Go through the records and show each line where the word "benchmark" occurs.

▼▼▼

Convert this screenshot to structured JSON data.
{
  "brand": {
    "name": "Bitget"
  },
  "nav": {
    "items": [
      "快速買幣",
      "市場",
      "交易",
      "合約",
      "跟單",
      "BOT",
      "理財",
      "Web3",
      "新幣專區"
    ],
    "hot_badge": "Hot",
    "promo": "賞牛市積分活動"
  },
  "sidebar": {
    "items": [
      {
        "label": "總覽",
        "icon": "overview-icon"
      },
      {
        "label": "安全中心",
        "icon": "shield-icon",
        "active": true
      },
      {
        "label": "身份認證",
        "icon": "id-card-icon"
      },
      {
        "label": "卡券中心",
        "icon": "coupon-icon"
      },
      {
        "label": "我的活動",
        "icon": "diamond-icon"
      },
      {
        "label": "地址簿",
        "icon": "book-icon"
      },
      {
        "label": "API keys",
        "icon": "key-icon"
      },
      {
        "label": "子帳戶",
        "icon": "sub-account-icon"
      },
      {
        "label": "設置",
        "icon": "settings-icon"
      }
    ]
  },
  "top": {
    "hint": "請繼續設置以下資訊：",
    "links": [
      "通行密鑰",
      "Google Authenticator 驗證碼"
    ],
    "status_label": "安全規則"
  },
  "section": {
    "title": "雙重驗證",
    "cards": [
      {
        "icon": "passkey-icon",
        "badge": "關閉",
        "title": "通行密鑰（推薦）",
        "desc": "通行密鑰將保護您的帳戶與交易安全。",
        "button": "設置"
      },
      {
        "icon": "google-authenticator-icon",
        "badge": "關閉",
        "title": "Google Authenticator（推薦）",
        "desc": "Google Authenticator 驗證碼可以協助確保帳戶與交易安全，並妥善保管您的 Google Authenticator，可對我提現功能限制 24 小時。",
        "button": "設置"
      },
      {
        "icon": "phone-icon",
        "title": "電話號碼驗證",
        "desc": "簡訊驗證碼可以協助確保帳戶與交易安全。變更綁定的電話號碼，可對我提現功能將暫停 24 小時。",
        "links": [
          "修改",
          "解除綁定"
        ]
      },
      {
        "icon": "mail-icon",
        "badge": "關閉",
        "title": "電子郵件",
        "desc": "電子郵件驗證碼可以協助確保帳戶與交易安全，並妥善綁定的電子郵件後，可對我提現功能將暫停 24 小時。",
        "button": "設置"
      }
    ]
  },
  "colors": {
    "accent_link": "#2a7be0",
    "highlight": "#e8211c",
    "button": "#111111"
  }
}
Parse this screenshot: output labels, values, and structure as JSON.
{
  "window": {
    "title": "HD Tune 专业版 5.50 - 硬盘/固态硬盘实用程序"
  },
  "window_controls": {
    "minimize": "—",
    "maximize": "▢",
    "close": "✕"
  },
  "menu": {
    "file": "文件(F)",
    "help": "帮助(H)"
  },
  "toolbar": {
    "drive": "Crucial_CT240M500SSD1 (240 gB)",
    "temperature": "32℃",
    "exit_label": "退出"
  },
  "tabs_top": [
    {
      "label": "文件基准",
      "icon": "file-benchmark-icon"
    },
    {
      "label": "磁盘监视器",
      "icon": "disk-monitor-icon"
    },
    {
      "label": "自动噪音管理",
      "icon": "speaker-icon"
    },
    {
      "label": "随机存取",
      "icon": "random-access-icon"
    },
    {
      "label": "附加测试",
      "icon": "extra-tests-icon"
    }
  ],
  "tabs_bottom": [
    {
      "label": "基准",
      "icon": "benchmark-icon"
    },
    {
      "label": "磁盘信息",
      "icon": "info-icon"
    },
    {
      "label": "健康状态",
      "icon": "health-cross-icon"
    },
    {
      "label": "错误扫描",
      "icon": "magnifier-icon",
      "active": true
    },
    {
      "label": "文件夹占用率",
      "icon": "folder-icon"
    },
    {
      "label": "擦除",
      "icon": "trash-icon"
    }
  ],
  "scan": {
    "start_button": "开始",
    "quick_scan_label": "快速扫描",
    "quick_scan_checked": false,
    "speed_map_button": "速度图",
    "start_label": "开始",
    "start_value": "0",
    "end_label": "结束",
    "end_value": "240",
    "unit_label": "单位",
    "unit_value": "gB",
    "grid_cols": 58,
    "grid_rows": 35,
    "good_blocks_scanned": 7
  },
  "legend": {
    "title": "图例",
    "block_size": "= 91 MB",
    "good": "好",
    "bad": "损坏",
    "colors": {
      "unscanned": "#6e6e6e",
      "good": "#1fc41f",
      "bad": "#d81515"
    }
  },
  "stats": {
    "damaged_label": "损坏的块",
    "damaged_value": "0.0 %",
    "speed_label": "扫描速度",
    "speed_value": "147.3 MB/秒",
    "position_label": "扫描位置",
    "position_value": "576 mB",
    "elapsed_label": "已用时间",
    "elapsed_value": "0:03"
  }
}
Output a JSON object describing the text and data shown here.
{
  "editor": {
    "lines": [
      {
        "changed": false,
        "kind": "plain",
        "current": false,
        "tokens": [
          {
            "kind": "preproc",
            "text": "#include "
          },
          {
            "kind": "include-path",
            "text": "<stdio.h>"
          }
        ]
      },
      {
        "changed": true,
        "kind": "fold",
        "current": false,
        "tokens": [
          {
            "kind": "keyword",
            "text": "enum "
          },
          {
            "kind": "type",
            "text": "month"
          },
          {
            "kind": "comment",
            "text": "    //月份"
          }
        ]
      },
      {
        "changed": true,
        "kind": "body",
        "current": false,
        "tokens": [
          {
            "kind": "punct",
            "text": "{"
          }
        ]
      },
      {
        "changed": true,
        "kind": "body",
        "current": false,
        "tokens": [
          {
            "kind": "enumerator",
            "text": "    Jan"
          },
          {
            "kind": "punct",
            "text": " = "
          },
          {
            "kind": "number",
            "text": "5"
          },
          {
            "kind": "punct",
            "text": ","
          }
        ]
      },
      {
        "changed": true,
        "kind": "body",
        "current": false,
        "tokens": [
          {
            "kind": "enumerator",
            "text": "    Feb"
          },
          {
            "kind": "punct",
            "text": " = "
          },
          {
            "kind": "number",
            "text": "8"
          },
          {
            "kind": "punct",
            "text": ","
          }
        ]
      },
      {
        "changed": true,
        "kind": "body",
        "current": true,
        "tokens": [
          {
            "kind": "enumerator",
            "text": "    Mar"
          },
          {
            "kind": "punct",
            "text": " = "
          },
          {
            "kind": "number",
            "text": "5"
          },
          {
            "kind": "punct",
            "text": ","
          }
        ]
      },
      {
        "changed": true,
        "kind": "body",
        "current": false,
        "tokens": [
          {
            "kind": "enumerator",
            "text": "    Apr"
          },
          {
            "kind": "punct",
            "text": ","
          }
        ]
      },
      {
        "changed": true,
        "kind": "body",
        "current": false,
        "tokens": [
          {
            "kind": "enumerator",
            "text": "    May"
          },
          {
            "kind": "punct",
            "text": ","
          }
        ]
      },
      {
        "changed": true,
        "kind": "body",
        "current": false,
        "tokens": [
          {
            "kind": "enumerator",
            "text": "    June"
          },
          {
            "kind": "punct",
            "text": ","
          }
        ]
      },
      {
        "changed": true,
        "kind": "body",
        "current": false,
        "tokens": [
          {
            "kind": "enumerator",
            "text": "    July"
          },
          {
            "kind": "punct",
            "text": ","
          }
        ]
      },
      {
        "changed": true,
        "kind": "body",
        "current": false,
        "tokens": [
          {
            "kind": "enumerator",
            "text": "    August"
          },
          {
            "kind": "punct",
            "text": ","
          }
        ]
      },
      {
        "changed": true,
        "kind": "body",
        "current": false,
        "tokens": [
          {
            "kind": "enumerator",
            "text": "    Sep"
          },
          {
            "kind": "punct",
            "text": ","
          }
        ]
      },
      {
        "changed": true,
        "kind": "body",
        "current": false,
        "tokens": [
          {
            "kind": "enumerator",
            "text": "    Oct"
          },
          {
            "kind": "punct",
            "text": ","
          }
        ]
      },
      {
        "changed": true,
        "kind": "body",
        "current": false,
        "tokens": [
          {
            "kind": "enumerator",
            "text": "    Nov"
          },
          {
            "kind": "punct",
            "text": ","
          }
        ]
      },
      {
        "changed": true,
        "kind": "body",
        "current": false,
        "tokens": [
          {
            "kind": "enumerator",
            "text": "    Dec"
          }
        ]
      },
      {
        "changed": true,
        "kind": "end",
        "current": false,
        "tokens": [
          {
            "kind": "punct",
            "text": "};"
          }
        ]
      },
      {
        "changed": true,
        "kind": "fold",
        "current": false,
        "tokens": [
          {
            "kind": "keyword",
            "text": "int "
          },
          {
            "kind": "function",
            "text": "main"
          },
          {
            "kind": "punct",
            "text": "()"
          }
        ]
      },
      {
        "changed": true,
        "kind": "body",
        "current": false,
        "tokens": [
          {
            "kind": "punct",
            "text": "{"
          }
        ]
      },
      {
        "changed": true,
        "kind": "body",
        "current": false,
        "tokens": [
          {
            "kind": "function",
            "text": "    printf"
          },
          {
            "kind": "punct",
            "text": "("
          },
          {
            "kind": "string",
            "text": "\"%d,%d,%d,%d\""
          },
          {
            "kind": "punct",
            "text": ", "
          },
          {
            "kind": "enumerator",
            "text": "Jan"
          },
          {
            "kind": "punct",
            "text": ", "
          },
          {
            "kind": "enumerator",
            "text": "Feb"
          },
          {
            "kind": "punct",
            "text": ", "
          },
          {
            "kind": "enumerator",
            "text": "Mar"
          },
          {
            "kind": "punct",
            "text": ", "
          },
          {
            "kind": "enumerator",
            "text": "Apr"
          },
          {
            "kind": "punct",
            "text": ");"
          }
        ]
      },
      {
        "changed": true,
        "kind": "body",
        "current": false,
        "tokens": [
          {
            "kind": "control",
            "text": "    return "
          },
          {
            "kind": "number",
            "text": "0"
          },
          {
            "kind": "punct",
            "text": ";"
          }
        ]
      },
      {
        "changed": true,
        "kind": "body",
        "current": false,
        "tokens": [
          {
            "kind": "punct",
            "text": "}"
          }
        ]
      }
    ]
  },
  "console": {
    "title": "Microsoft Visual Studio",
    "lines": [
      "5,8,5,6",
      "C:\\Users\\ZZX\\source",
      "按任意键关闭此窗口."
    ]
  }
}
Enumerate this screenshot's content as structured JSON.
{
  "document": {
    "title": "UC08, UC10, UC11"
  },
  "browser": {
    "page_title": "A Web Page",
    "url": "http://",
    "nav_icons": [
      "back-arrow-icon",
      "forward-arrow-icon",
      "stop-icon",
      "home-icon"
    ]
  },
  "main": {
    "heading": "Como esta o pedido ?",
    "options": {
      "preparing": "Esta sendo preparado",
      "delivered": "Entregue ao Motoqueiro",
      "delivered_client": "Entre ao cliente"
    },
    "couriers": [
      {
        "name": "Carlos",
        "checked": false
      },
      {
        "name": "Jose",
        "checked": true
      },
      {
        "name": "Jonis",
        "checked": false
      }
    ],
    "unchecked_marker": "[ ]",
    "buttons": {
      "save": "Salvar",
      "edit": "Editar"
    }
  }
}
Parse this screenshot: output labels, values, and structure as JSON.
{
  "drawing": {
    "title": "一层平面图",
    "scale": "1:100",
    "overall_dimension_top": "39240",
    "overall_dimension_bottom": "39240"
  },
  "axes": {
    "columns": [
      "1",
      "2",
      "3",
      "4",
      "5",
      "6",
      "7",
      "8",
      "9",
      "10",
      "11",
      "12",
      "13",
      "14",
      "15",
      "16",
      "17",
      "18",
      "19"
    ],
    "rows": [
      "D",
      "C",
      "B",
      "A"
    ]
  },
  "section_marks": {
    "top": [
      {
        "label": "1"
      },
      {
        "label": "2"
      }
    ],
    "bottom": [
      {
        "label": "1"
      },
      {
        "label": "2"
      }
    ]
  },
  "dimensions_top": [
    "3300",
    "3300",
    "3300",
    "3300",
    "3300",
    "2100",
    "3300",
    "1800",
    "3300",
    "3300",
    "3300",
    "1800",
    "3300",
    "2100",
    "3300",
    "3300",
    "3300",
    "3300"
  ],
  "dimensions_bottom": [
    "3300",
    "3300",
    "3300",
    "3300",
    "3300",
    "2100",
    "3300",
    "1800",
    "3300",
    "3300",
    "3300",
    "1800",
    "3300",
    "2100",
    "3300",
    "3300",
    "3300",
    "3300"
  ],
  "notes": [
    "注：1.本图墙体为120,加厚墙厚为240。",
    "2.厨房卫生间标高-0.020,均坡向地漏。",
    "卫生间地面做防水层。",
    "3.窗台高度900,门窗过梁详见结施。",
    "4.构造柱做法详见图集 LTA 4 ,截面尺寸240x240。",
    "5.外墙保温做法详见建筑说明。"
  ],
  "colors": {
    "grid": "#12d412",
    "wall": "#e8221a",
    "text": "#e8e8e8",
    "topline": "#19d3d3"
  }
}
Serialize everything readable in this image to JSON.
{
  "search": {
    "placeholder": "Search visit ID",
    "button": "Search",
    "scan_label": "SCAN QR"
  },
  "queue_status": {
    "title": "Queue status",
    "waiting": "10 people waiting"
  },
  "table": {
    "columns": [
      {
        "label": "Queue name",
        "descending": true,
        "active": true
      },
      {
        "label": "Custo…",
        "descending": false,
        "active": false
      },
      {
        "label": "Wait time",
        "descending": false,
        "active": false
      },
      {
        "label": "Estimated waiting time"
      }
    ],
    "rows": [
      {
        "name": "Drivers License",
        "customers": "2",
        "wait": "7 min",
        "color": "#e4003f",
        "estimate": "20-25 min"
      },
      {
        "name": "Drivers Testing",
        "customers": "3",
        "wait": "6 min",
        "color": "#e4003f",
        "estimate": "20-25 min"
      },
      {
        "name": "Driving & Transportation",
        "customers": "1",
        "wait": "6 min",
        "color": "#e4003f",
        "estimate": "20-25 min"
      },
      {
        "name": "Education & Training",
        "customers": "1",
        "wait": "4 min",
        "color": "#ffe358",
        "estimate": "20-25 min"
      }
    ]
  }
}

▲▲▲

#### Answer for this exercise
      "icon": "file-benchmark-icon"
      "icon": "benchmark-icon"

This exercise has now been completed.